INSTRUCTIONS TO FOLLOW
Extract every line where the string "them" appears.

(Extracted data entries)

## START

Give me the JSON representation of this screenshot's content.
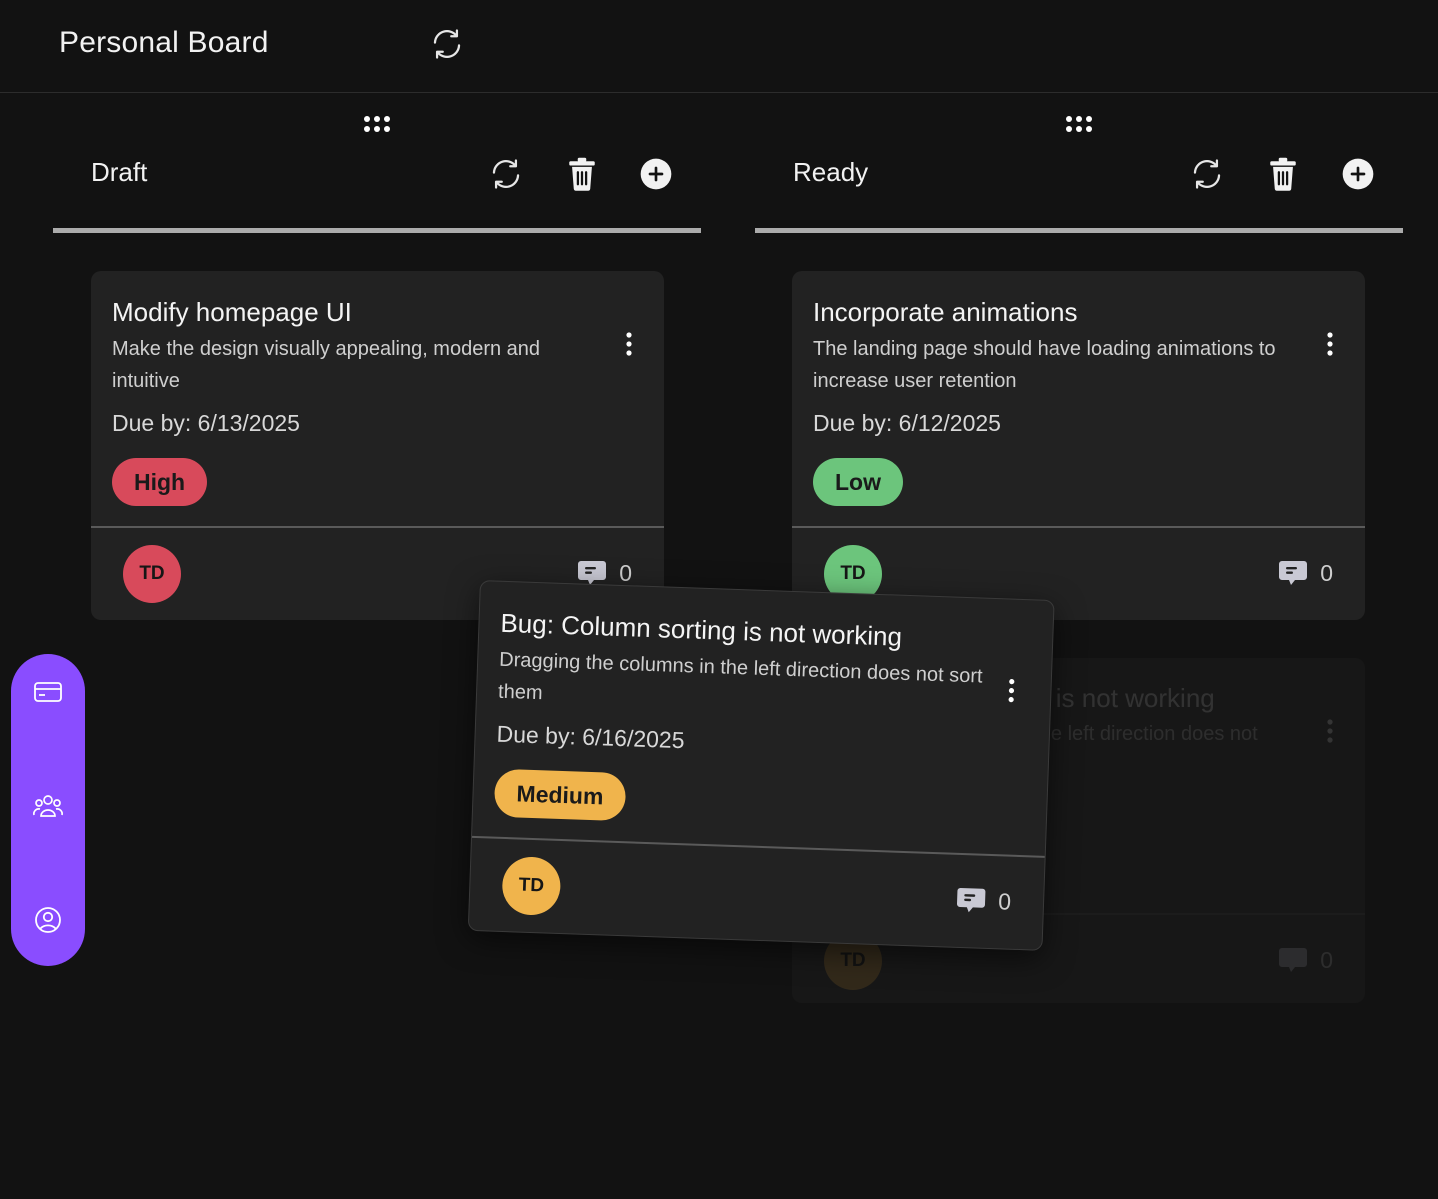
{
  "board": {
    "title": "Personal Board"
  },
  "columns": [
    {
      "title": "Draft",
      "cards": [
        {
          "title": "Modify homepage UI",
          "description": "Make the design visually appealing, modern and intuitive",
          "due": "Due by: 6/13/2025",
          "priority": "High",
          "priority_color": "#d84a5b",
          "assignee_initials": "TD",
          "assignee_color": "#d84a5b",
          "comment_count": "0"
        }
      ]
    },
    {
      "title": "Ready",
      "cards": [
        {
          "title": "Incorporate animations",
          "description": "The landing page should have loading animations to increase user retention",
          "due": "Due by: 6/12/2025",
          "priority": "Low",
          "priority_color": "#6cc57c",
          "assignee_initials": "TD",
          "assignee_color": "#6cc57c",
          "comment_count": "0"
        }
      ],
      "drop_placeholder": {
        "title": "Bug: Column sorting is not working",
        "description": "Dragging the columns in the left direction does not sort them",
        "assignee_initials": "TD",
        "comment_count": "0"
      }
    }
  ],
  "dragging_card": {
    "title": "Bug: Column sorting is not working",
    "description": "Dragging the columns in the left direction does not sort them",
    "due": "Due by: 6/16/2025",
    "priority": "Medium",
    "priority_color": "#f0b44c",
    "assignee_initials": "TD",
    "assignee_color": "#f0b44c",
    "comment_count": "0"
  },
  "sidenav": {
    "items": [
      {
        "icon": "card-icon"
      },
      {
        "icon": "team-icon"
      },
      {
        "icon": "profile-icon"
      }
    ],
    "color": "#8a4dff"
  },
  "colors": {
    "background": "#121212",
    "card": "#222222"
  }
}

## END

EXERCISE RESPONSE
        "description": "Dragging the columns in the left direction does not sort them",
    "description": "Dragging the columns in the left direction does not sort them",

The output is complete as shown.